[Data records]
★ ★ ★ ★

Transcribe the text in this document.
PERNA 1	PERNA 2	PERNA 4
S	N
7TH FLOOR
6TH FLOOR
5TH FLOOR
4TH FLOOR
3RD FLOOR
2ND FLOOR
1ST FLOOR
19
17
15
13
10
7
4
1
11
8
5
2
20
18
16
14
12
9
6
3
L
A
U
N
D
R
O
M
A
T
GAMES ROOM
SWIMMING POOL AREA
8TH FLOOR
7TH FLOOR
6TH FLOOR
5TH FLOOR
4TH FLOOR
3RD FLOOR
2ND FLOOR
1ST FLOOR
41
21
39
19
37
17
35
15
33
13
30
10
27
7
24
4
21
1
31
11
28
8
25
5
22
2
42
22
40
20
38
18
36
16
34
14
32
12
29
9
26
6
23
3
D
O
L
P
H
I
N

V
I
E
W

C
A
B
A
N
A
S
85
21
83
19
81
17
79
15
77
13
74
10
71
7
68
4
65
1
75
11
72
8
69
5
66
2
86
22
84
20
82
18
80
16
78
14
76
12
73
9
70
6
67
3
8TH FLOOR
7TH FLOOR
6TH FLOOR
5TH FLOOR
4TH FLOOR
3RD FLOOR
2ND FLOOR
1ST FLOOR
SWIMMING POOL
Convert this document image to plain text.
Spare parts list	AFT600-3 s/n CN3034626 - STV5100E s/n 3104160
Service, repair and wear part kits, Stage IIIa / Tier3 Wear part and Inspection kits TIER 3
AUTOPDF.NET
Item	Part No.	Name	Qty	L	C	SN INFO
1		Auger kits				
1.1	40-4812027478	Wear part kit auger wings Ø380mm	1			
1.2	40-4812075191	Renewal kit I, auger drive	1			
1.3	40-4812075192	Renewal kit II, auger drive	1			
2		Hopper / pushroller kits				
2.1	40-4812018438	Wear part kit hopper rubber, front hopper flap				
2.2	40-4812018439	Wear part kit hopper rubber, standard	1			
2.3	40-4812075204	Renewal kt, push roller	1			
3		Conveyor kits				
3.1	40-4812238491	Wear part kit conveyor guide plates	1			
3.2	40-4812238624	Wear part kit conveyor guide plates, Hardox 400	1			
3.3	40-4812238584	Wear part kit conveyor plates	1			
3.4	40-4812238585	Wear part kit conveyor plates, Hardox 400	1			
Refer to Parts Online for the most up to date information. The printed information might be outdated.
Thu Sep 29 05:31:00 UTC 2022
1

★ ★ ★ ★

Repeat the preceding lines exactly, please, every one of them.

Transcribe the text in this document.
PERNA 1	PERNA 2	PERNA 4
S	N
7TH FLOOR
6TH FLOOR
5TH FLOOR
4TH FLOOR
3RD FLOOR
2ND FLOOR
1ST FLOOR
19
17
15
13
10
7
4
1
11
8
5
2
20
18
16
14
12
9
6
3
L
A
U
N
D
R
O
M
A
T
GAMES ROOM
SWIMMING POOL AREA
8TH FLOOR
7TH FLOOR
6TH FLOOR
5TH FLOOR
4TH FLOOR
3RD FLOOR
2ND FLOOR
1ST FLOOR
41
21
39
19
37
17
35
15
33
13
30
10
27
7
24
4
21
1
31
11
28
8
25
5
22
2
42
22
40
20
38
18
36
16
34
14
32
12
29
9
26
6
23
3
D
O
L
P
H
I
N

V
I
E
W

C
A
B
A
N
A
S
85
21
83
19
81
17
79
15
77
13
74
10
71
7
68
4
65
1
75
11
72
8
69
5
66
2
86
22
84
20
82
18
80
16
78
14
76
12
73
9
70
6
67
3
8TH FLOOR
7TH FLOOR
6TH FLOOR
5TH FLOOR
4TH FLOOR
3RD FLOOR
2ND FLOOR
1ST FLOOR
SWIMMING POOL
Convert this document image to plain text.
Spare parts list	AFT600-3 s/n CN3034626 - STV5100E s/n 3104160
Service, repair and wear part kits, Stage IIIa / Tier3 Wear part and Inspection kits TIER 3
AUTOPDF.NET
Item	Part No.	Name	Qty	L	C	SN INFO
1		Auger kits				
1.1	40-4812027478	Wear part kit auger wings Ø380mm	1			
1.2	40-4812075191	Renewal kit I, auger drive	1			
1.3	40-4812075192	Renewal kit II, auger drive	1			
2		Hopper / pushroller kits				
2.1	40-4812018438	Wear part kit hopper rubber, front hopper flap				
2.2	40-4812018439	Wear part kit hopper rubber, standard	1			
2.3	40-4812075204	Renewal kt, push roller	1			
3		Conveyor kits				
3.1	40-4812238491	Wear part kit conveyor guide plates	1			
3.2	40-4812238624	Wear part kit conveyor guide plates, Hardox 400	1			
3.3	40-4812238584	Wear part kit conveyor plates	1			
3.4	40-4812238585	Wear part kit conveyor plates, Hardox 400	1			
Refer to Parts Online for the most up to date information. The printed information might be outdated.
Thu Sep 29 05:31:00 UTC 2022
1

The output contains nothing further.